Saved data entries:
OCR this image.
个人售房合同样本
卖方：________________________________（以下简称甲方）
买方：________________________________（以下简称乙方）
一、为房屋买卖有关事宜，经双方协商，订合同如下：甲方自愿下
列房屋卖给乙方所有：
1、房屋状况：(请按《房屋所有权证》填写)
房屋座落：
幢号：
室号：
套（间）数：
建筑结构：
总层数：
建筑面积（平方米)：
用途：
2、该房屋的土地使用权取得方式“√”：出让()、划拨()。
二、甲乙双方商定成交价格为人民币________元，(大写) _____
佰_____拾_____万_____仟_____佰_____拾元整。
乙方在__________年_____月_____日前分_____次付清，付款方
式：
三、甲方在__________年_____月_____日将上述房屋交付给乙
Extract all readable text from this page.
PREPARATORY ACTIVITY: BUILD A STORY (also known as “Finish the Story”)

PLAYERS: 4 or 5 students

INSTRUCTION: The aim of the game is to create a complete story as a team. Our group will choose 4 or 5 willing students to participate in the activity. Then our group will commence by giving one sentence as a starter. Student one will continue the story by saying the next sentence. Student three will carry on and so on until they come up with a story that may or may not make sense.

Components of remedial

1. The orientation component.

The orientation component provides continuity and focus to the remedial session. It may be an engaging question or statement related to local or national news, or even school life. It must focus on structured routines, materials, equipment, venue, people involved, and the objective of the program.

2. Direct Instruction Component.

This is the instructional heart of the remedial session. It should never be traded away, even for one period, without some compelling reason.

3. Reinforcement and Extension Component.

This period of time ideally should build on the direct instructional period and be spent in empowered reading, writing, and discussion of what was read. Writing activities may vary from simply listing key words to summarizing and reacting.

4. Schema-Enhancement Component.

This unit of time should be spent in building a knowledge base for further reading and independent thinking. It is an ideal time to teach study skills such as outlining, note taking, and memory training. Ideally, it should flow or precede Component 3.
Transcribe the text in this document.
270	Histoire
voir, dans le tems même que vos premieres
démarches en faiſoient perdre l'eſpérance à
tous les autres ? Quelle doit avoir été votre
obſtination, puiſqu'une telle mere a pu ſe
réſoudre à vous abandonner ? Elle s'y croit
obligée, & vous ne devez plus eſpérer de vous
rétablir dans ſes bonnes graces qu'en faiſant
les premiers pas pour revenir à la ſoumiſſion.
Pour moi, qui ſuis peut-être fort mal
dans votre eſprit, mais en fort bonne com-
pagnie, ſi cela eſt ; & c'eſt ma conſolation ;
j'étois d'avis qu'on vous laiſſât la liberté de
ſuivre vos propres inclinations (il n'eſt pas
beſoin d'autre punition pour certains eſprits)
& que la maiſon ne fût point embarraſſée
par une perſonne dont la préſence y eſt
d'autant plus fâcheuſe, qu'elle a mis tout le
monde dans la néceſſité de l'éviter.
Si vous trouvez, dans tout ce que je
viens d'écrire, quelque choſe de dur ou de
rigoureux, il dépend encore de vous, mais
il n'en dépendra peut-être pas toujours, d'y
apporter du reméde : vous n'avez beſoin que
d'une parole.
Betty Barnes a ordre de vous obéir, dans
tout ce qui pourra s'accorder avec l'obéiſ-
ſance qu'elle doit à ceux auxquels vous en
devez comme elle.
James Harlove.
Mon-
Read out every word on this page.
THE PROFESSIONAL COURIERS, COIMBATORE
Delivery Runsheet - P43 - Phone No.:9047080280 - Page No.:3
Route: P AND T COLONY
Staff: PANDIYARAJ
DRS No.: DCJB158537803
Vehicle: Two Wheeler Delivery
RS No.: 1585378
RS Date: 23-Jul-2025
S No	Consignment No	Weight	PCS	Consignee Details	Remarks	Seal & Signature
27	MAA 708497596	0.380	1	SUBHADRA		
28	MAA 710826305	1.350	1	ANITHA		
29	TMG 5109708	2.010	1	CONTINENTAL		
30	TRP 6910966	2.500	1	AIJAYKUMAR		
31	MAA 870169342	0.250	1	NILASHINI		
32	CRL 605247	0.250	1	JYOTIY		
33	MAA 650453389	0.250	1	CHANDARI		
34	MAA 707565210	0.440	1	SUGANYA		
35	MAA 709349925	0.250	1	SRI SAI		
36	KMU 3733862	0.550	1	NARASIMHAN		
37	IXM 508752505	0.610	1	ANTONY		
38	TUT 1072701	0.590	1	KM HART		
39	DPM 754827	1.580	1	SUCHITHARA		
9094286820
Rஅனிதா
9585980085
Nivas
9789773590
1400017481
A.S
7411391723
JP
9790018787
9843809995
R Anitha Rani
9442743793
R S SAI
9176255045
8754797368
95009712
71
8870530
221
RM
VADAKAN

| Stated exercise |
Transcribe, word for word, every line from the one containing "Read out every word on this page." through the final line of the entries, and nothing else.

| Solution to this task |
Read out every word on this page.
THE PROFESSIONAL COURIERS, COIMBATORE
Delivery Runsheet - P43 - Phone No.:9047080280 - Page No.:3
Route: P AND T COLONY
Staff: PANDIYARAJ
DRS No.: DCJB158537803
Vehicle: Two Wheeler Delivery
RS No.: 1585378
RS Date: 23-Jul-2025
S No	Consignment No	Weight	PCS	Consignee Details	Remarks	Seal & Signature
27	MAA 708497596	0.380	1	SUBHADRA		
28	MAA 710826305	1.350	1	ANITHA		
29	TMG 5109708	2.010	1	CONTINENTAL		
30	TRP 6910966	2.500	1	AIJAYKUMAR		
31	MAA 870169342	0.250	1	NILASHINI		
32	CRL 605247	0.250	1	JYOTIY		
33	MAA 650453389	0.250	1	CHANDARI		
34	MAA 707565210	0.440	1	SUGANYA		
35	MAA 709349925	0.250	1	SRI SAI		
36	KMU 3733862	0.550	1	NARASIMHAN		
37	IXM 508752505	0.610	1	ANTONY		
38	TUT 1072701	0.590	1	KM HART		
39	DPM 754827	1.580	1	SUCHITHARA		
9094286820
Rஅனிதா
9585980085
Nivas
9789773590
1400017481
A.S
7411391723
JP
9790018787
9843809995
R Anitha Rani
9442743793
R S SAI
9176255045
8754797368
95009712
71
8870530
221
RM
VADAKAN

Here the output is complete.